BEGIN DATA SUPPLIED

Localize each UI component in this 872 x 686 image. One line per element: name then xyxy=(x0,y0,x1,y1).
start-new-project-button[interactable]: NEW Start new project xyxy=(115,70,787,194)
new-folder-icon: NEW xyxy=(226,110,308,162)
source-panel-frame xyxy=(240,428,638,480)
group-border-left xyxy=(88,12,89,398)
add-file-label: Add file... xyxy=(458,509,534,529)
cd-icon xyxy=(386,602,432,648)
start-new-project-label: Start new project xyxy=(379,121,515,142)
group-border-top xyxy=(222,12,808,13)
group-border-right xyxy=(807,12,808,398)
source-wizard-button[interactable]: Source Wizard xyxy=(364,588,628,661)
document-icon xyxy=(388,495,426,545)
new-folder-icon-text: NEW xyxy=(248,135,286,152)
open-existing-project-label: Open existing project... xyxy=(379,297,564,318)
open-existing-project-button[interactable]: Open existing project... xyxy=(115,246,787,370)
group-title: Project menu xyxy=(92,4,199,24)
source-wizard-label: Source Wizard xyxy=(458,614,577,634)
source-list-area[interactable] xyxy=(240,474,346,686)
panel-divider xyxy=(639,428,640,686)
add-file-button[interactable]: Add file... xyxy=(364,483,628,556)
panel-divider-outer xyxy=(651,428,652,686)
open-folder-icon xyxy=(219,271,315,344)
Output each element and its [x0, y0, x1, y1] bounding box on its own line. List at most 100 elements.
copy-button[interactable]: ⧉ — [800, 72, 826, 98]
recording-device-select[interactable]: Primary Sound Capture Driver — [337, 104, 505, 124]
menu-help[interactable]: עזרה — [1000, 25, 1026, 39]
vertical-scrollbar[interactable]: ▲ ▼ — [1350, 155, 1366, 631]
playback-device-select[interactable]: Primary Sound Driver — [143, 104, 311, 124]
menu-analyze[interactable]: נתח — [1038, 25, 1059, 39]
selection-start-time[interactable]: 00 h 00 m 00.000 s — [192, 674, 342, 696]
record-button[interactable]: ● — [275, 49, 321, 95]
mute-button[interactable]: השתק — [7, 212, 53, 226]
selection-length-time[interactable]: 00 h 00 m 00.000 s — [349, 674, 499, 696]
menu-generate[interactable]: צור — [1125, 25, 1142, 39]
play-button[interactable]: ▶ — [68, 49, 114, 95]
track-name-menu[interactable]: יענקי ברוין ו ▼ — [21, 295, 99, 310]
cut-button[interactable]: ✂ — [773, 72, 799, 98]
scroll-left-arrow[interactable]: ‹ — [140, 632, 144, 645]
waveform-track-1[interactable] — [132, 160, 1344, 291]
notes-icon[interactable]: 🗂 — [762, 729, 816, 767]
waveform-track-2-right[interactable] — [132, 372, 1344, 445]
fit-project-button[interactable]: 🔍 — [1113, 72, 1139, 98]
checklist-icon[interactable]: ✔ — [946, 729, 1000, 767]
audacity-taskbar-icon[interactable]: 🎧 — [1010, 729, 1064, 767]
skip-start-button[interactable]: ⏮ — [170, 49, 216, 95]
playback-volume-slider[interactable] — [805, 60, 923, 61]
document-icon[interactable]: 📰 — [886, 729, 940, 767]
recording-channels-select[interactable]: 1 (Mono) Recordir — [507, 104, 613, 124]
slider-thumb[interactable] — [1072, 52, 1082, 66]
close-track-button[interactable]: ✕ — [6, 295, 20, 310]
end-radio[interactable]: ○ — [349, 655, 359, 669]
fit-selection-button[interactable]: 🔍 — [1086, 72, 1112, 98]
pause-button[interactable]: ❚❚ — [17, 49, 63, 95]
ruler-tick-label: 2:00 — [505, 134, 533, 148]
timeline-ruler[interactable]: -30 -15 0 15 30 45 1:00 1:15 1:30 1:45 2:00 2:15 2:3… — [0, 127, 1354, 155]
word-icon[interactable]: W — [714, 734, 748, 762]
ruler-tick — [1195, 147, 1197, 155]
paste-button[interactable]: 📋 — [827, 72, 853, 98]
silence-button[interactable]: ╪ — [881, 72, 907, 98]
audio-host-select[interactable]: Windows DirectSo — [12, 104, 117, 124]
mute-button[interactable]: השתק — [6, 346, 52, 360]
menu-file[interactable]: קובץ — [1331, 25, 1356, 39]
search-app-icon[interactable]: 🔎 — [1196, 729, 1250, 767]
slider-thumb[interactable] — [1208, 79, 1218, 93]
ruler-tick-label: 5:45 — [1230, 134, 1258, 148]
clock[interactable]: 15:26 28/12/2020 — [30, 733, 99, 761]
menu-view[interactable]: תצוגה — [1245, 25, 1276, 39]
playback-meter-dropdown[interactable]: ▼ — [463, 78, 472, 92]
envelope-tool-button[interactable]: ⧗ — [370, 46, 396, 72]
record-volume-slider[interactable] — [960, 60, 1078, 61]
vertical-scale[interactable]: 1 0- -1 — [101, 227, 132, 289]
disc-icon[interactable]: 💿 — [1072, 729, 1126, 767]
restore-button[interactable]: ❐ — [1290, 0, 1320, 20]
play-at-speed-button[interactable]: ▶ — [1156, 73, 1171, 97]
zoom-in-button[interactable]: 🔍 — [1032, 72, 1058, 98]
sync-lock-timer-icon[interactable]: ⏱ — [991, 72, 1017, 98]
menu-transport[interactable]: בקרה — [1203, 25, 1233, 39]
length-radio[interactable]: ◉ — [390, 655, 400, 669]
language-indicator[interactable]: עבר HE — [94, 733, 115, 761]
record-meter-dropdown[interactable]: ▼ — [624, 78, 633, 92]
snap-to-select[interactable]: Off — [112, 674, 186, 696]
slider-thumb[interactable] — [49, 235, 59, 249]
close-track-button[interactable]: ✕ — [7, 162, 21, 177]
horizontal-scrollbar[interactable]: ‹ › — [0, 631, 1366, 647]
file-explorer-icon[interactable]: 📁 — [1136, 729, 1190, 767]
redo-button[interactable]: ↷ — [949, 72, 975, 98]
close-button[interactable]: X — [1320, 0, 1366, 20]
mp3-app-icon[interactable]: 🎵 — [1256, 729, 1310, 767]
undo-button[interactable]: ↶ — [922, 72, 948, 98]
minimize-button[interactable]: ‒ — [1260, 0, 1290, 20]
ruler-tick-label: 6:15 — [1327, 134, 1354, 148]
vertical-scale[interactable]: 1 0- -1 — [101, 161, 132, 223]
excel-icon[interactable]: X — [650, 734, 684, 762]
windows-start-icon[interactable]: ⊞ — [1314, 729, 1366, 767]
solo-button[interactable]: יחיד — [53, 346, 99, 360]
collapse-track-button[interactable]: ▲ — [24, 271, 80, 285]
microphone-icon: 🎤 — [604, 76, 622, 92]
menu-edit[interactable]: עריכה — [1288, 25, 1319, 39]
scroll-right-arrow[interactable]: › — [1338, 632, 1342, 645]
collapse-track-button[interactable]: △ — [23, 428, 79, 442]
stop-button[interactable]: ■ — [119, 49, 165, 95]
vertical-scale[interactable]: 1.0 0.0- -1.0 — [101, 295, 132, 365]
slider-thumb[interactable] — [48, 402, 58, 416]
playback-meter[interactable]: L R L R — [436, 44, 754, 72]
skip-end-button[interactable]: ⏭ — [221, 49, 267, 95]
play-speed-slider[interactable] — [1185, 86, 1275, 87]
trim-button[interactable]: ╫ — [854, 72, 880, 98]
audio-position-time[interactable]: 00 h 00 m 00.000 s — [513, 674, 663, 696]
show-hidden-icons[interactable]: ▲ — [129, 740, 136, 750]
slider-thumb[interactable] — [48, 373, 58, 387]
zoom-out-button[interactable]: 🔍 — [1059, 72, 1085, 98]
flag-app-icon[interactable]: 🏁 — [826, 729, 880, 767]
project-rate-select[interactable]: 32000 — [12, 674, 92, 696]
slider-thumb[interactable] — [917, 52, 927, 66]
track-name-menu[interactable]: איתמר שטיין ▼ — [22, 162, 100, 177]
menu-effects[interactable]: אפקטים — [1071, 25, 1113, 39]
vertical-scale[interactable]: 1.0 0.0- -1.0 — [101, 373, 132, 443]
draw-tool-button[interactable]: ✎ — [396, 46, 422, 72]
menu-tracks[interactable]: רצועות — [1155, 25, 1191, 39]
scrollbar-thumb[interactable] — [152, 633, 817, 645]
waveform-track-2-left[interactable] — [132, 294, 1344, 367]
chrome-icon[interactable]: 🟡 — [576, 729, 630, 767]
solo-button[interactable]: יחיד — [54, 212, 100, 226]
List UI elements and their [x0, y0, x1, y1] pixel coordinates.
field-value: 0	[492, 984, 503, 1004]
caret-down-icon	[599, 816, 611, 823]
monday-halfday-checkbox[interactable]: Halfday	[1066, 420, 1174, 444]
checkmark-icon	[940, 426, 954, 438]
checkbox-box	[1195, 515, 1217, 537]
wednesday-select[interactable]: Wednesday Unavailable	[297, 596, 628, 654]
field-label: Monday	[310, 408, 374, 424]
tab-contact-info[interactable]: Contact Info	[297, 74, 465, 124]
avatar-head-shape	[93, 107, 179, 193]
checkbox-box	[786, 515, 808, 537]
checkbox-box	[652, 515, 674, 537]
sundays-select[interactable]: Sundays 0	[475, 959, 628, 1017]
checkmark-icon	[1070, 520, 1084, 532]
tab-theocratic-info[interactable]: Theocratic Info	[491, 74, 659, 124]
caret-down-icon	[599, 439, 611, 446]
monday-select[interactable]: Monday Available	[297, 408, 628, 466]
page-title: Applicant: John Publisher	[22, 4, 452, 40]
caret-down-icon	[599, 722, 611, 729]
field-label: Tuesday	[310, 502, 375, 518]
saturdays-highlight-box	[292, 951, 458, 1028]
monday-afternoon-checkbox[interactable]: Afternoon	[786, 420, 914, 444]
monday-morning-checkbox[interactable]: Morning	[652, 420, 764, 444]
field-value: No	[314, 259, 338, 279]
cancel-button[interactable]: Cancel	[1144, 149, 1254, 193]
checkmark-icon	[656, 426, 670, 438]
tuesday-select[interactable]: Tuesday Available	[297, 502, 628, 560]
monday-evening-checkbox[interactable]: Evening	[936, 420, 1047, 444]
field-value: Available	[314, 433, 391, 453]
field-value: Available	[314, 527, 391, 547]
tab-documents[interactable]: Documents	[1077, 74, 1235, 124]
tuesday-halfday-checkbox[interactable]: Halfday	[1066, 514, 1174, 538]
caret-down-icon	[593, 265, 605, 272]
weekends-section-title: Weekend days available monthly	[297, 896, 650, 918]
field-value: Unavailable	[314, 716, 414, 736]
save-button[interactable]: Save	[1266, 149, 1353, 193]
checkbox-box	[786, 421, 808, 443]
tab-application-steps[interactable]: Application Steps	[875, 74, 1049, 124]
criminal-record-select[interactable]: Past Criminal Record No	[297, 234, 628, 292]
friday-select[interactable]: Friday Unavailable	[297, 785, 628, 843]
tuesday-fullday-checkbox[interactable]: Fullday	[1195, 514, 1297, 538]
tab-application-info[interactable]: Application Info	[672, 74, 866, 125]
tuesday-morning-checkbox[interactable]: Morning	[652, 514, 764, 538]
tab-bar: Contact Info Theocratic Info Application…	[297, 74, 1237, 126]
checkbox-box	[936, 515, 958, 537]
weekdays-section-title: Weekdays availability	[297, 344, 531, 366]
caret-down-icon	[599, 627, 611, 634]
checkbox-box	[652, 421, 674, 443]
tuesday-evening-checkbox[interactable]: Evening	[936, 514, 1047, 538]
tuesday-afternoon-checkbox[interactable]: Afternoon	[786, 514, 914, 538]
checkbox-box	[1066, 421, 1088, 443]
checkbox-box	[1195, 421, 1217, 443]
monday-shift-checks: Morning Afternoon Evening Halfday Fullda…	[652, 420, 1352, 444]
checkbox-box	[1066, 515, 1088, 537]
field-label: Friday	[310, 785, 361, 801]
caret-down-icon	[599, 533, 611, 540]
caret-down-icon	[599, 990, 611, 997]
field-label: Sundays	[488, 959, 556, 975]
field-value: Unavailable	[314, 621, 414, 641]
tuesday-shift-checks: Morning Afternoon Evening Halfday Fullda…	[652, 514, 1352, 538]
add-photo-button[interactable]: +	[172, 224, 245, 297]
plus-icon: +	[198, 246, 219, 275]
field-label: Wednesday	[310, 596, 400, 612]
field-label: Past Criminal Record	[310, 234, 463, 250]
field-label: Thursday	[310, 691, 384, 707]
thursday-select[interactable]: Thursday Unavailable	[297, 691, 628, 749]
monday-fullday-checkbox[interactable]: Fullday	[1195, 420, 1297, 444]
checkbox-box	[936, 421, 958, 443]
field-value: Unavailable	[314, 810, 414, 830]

END DATA SUPPLIED

• SET EXERCISE
In everything from the top of the records down to the line containing "group-border-left xyxy=(88,12,89,398)", change "source-panel-frame" to "source-panel-box" and leave the rest as it is. Give back only those lines.

• CORRECT ANSWER
Localize each UI component in this 872 x 686 image. One line per element: name then xyxy=(x0,y0,x1,y1).
start-new-project-button[interactable]: NEW Start new project xyxy=(115,70,787,194)
new-folder-icon: NEW xyxy=(226,110,308,162)
source-panel-box xyxy=(240,428,638,480)
group-border-left xyxy=(88,12,89,398)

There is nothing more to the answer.